Text:
=-=-=

Washington
Washington considered publishing the poem, but feared it might be misinterpreted as a mark of vanity. Also the poem, with its imagery of crowns and thrones, had some uncomfortable overtones. Nevertheless Washington appears to have received Phillis Wheatley at his Cambridge headquarters in March with a “very courteous reception,” and through Joseph Reed, the poem found its way into print in April.80 It didn’t seem to bother Washington that Wheatley was a slave, and it evidently didn’t bother Wheatley that Washington was a substantial slave owner. Certainly there were Mount Vernon slaves whom Washington knew intimately and some to whom he spoke in a friendly manner, such as Billy Lee, but he had never met any black person on such terms of social equality. That Washington appreciated Wheatley’s poetry and received her warmly showed his great potential for growth. Once again he had displayed a striking capacity to adapt to new circumstances, even though he still had an immense distance to travel on the slavery issue.
CHAPTER NINETEEN
The Heights
THE REPUBLICAN IDEOLOGY that Washington absorbed from his avid reading of Revolutionary pamphlets never fit easily with his patrician reflexes as a Virginia planter. Perhaps few actions he took during the war exhibited his inconsistent nature in such bold relief as his creation of a personal guard during the dispiriting Cambridge winter. In part, the decision arose from legitimate concerns for his safety. “To guard against assassination, which I neither expect nor dread, is impossible,” Washington later wrote, but he knew that kidnapping attempts were always a possibility, especially since he himself would hatch a couple of failed schemes to kidnap British generals.1
His order to forge a personal guard or Life Guard, as it was commonly called, also sprang from a desire to be surrounded by a crack team of disciplined professionals who would accompany him whenever he rode out to review the troops. Protective of his historical reputation, Washington committed the care of his personal papers to this guard. Having such an elite corps at the beck and call of the chief general was a throwback to the glittering world of European armies.
In general orders for March 11, 1776, Washington instructed the commanding officer of each regiment to pluck out four men apiece for his guard. His description of what he wanted shows how much stock he placed in appearance. The men should be “from five feet eight inches high to five feet ten inches; handsomely and well made; and as there is nothing in his [i.e., Washington’s] eyes more desirable than cleanliness in a soldier, he desires that particular attention may be made in the choice of such men as are neat and spruce.”2 This precision was strange indeed at a time when Washington feared his army might crumble into dust.
A year later Washington issued new instructions that tightened requirements for the unit. Now he wanted his bandbox men to “look well and be nearly of a size.” He narrowed the height range—“I desire that none of the men may exceed in stature 5 feet 10 inches, nor fall short of 5 feet 9 inches”—and said they should be “sober, young, active, and well made.”3 Although Washington allowed class preferences to trump ideology, he didn’t want it to get around and enforced secrecy on the officers: “I am satisfied there can be no absolute security for the fidelity of this class of people, but yet I think it most likely to be found in those who have family connections in the country. You will therefore send me none but natives and men of some property, if you have them. I must insist that in making this choice you give no intimation of my preference of natives as I do not want to create any invidious distinction between them and the foreigners.”4 It should be said that Washington had noticed that a disproportionate number of foreign-born troops defected to the British side to pocket lucrative bounties.

=-=-=

Supplied material:
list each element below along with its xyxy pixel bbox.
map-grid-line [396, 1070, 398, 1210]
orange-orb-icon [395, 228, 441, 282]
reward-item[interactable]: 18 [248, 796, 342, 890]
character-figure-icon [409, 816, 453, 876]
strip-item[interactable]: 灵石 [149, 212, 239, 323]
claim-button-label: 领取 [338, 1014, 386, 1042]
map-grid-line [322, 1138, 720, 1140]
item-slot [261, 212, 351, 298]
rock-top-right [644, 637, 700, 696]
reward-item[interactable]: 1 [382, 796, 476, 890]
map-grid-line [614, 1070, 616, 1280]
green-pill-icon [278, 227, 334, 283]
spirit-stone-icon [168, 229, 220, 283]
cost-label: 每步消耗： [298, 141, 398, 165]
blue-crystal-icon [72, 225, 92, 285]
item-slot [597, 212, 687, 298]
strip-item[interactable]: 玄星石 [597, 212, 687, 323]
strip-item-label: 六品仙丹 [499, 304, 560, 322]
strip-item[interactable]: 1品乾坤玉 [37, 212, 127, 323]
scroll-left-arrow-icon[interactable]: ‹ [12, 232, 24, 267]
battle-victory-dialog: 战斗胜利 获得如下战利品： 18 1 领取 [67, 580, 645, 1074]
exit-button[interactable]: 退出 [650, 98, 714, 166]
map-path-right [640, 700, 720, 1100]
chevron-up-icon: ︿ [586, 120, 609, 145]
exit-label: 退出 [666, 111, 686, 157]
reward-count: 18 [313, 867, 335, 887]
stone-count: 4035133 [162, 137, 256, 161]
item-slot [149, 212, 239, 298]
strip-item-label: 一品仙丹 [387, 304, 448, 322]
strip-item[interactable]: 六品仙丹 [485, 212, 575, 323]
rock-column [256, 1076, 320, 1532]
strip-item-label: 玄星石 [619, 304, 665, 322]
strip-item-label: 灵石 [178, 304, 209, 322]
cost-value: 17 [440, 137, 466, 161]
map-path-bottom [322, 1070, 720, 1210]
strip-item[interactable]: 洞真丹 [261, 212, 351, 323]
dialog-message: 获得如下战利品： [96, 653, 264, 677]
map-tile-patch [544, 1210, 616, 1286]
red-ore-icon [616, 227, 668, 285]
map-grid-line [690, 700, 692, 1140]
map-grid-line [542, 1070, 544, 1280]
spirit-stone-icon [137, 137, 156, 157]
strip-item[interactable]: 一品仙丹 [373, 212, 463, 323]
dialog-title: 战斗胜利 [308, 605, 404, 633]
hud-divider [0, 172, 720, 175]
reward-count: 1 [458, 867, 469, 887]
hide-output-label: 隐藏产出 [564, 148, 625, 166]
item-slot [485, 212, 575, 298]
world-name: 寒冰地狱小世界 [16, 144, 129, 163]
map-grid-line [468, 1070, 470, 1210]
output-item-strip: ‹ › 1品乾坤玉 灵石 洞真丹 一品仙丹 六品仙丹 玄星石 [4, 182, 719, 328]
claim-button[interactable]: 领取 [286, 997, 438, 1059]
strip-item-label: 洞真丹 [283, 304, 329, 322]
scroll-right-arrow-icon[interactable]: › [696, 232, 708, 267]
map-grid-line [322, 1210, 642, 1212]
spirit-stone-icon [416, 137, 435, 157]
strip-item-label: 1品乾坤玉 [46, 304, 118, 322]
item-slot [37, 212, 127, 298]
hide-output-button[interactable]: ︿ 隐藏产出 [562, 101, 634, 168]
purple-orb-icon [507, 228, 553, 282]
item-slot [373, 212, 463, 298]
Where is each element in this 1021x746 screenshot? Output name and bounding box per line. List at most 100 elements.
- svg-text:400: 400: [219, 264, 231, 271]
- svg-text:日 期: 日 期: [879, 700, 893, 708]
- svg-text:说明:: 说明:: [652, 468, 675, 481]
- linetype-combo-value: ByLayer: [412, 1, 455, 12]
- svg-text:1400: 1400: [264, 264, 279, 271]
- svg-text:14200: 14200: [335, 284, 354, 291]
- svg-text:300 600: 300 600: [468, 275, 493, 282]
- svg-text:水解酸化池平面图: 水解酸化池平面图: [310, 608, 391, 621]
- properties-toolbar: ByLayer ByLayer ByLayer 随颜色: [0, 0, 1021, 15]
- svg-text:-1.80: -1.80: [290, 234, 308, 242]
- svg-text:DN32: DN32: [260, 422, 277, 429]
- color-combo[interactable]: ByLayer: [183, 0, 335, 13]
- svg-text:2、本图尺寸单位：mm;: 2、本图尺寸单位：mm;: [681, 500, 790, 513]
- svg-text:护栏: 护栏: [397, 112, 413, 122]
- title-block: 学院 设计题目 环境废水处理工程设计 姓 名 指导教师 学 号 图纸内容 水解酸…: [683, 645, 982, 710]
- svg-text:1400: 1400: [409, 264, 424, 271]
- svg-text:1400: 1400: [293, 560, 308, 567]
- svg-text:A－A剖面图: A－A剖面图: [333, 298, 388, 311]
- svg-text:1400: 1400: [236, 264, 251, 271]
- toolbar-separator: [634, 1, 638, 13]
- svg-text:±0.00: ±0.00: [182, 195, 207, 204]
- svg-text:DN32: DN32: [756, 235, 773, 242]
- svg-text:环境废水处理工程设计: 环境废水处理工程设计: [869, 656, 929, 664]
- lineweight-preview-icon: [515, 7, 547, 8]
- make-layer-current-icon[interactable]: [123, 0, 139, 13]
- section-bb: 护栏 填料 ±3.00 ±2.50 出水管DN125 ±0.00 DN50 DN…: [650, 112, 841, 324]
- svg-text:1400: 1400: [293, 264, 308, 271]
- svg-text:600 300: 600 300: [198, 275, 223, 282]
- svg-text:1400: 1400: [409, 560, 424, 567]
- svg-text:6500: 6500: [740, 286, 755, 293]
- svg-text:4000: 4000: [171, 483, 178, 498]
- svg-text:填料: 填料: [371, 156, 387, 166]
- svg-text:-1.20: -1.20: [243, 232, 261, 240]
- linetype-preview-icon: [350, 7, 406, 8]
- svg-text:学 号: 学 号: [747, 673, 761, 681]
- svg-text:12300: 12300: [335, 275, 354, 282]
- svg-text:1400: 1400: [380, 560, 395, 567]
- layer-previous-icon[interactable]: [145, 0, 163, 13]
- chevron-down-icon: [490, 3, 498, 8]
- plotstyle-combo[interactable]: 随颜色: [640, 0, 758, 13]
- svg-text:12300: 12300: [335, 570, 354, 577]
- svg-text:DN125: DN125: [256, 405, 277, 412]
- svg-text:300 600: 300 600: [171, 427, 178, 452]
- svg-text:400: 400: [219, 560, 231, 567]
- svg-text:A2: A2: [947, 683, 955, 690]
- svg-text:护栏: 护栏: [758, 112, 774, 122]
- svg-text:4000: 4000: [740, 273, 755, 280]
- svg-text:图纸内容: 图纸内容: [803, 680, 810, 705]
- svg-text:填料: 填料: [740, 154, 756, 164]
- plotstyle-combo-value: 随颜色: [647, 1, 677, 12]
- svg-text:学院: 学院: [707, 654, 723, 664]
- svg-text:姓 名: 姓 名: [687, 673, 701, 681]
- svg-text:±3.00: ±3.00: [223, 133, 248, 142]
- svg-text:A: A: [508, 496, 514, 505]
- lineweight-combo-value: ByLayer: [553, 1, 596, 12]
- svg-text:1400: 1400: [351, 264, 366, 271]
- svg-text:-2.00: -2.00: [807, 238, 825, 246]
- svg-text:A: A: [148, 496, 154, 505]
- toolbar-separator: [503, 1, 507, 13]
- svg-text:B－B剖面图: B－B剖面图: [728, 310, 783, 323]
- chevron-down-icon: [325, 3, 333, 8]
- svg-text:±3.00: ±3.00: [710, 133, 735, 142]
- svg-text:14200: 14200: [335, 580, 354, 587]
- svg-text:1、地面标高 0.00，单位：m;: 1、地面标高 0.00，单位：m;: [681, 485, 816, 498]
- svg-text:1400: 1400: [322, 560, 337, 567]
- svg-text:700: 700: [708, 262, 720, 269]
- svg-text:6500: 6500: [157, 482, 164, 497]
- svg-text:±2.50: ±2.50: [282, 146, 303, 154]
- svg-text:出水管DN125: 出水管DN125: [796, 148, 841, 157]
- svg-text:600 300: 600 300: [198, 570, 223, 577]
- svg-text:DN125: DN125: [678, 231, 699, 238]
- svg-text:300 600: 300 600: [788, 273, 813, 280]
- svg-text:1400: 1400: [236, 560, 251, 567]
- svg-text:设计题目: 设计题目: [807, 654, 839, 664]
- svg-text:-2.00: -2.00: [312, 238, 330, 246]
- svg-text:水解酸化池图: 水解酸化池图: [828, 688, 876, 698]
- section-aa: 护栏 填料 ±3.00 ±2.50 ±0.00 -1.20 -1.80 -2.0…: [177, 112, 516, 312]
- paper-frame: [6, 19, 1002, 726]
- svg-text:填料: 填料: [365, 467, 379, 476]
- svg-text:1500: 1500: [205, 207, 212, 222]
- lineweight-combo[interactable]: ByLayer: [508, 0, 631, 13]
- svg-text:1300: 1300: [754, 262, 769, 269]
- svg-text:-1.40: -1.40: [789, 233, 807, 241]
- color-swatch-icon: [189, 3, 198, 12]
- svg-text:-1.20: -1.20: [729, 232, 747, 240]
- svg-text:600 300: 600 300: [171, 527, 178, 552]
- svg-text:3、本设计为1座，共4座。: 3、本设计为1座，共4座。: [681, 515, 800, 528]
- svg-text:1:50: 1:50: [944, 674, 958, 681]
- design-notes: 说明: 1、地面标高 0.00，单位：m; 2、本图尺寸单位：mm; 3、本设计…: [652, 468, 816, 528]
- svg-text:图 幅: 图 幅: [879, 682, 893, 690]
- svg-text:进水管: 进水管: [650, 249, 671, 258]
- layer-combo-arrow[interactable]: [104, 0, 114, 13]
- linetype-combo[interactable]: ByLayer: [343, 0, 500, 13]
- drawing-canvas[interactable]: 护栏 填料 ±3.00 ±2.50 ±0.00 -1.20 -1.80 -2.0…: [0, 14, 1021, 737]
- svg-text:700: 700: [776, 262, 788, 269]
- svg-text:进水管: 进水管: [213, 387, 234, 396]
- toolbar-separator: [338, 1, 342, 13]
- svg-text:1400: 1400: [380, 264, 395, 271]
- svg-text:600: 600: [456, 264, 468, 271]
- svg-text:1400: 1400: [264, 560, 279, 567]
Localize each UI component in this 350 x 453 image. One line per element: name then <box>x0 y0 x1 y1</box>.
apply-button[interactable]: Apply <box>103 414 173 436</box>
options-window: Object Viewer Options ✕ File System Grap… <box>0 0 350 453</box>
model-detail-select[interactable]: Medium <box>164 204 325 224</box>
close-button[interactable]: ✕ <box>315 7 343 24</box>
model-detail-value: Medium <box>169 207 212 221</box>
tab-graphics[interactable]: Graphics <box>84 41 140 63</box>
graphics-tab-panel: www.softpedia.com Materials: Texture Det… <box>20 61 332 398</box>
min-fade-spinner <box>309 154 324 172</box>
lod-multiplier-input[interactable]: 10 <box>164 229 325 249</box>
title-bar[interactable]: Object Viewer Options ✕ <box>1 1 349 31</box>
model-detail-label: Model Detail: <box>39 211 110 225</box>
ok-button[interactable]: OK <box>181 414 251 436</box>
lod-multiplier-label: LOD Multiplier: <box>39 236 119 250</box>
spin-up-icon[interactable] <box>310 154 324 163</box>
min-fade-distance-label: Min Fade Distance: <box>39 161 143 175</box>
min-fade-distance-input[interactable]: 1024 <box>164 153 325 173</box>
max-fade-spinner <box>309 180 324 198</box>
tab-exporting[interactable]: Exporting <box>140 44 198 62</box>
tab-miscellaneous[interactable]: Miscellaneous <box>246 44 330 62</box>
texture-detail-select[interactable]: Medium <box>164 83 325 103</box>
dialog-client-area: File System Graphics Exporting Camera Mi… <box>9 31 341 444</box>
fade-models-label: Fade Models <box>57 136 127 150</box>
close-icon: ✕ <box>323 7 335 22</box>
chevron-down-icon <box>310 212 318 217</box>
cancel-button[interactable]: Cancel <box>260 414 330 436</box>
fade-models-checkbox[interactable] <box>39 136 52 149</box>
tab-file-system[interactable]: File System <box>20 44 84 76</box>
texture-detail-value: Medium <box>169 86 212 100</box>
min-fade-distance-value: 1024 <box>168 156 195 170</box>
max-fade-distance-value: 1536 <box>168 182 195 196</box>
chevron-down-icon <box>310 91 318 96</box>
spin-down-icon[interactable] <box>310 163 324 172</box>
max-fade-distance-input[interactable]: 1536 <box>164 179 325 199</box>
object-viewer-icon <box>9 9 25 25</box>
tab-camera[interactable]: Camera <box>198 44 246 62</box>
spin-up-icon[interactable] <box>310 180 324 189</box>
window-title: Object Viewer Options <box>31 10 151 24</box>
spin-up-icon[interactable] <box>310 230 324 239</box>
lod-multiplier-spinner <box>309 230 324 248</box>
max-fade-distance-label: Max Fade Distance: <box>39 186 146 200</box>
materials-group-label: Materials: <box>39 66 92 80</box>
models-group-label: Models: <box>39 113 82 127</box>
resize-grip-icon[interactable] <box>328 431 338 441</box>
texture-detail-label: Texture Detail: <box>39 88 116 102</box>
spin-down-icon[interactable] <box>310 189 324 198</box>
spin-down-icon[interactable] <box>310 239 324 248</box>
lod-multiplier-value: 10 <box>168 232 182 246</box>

=-=-=

Instruction:
Duplicate the passage about Washington word for word, between "In general orders" and "crumble into dust.", inclusive.

Solution for this exercise:
In general orders for March 11, 1776, Washington instructed the commanding officer of each regiment to pluck out four men apiece for his guard. His description of what he wanted shows how much stock he placed in appearance. The men should be “from five feet eight inches high to five feet ten inches; handsomely and well made; and as there is nothing in his [i.e., Washington’s] eyes more desirable than cleanliness in a soldier, he desires that particular attention may be made in the choice of such men as are neat and spruce.”2 This precision was strange indeed at a time when Washington feared his army might crumble into dust.